• _SET PROBLEM_: Check each line of the listing, and copy it if it contains the word "color".

[Dataset records]
····················
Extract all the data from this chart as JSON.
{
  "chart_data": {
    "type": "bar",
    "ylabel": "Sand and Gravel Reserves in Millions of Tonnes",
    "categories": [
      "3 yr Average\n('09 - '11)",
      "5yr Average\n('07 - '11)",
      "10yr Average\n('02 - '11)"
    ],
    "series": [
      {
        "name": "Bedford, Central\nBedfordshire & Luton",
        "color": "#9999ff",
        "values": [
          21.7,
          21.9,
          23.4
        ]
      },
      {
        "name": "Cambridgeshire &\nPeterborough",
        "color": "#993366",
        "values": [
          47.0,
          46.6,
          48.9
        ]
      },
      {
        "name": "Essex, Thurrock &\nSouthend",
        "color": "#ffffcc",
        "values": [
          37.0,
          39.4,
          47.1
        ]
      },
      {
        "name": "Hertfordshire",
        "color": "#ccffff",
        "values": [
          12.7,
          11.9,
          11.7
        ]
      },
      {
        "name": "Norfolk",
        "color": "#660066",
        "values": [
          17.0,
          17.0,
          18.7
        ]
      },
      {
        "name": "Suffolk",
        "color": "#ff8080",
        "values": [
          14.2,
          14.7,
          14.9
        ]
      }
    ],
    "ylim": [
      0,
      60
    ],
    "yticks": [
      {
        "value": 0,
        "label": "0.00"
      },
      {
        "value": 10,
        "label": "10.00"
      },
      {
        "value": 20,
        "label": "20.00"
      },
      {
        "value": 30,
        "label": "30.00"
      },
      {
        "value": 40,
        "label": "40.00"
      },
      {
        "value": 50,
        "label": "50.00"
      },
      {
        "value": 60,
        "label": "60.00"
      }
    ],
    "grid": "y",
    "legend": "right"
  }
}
····················
• _FINAL ANSWER_:
        "color": "#9999ff",
        "color": "#993366",
        "color": "#ffffcc",
        "color": "#ccffff",
        "color": "#660066",
        "color": "#ff8080",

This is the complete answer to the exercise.